- [The task] Using the data below, repeat all of it precisely.

Dataset records

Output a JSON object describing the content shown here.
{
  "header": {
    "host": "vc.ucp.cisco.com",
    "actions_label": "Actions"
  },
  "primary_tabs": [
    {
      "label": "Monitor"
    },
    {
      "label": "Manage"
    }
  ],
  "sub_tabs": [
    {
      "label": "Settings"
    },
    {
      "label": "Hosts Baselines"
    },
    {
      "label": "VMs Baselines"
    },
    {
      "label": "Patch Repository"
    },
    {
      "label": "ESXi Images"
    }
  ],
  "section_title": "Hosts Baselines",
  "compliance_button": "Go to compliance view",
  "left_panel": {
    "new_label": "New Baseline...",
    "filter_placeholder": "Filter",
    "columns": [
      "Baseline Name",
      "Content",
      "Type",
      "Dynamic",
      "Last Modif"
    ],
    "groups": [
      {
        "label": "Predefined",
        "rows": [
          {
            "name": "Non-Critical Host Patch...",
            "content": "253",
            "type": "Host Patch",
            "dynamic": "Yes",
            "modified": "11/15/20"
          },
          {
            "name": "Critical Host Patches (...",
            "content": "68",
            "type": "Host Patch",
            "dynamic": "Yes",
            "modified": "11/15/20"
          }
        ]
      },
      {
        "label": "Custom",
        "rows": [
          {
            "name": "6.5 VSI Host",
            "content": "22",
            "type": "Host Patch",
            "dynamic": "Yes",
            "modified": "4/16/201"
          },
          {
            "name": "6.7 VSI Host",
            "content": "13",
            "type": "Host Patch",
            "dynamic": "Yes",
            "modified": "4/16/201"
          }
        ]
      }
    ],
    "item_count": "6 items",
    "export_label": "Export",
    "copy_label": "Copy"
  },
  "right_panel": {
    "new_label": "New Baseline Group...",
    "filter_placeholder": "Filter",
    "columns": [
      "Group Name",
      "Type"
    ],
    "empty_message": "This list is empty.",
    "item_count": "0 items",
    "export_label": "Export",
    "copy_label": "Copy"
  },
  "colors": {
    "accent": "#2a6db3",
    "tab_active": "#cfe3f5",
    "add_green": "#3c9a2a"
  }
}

- [Task solution]
Output a JSON object describing the content shown here.
{
  "header": {
    "host": "vc.ucp.cisco.com",
    "actions_label": "Actions"
  },
  "primary_tabs": [
    {
      "label": "Monitor"
    },
    {
      "label": "Manage"
    }
  ],
  "sub_tabs": [
    {
      "label": "Settings"
    },
    {
      "label": "Hosts Baselines"
    },
    {
      "label": "VMs Baselines"
    },
    {
      "label": "Patch Repository"
    },
    {
      "label": "ESXi Images"
    }
  ],
  "section_title": "Hosts Baselines",
  "compliance_button": "Go to compliance view",
  "left_panel": {
    "new_label": "New Baseline...",
    "filter_placeholder": "Filter",
    "columns": [
      "Baseline Name",
      "Content",
      "Type",
      "Dynamic",
      "Last Modif"
    ],
    "groups": [
      {
        "label": "Predefined",
        "rows": [
          {
            "name": "Non-Critical Host Patch...",
            "content": "253",
            "type": "Host Patch",
            "dynamic": "Yes",
            "modified": "11/15/20"
          },
          {
            "name": "Critical Host Patches (...",
            "content": "68",
            "type": "Host Patch",
            "dynamic": "Yes",
            "modified": "11/15/20"
          }
        ]
      },
      {
        "label": "Custom",
        "rows": [
          {
            "name": "6.5 VSI Host",
            "content": "22",
            "type": "Host Patch",
            "dynamic": "Yes",
            "modified": "4/16/201"
          },
          {
            "name": "6.7 VSI Host",
            "content": "13",
            "type": "Host Patch",
            "dynamic": "Yes",
            "modified": "4/16/201"
          }
        ]
      }
    ],
    "item_count": "6 items",
    "export_label": "Export",
    "copy_label": "Copy"
  },
  "right_panel": {
    "new_label": "New Baseline Group...",
    "filter_placeholder": "Filter",
    "columns": [
      "Group Name",
      "Type"
    ],
    "empty_message": "This list is empty.",
    "item_count": "0 items",
    "export_label": "Export",
    "copy_label": "Copy"
  },
  "colors": {
    "accent": "#2a6db3",
    "tab_active": "#cfe3f5",
    "add_green": "#3c9a2a"
  }
}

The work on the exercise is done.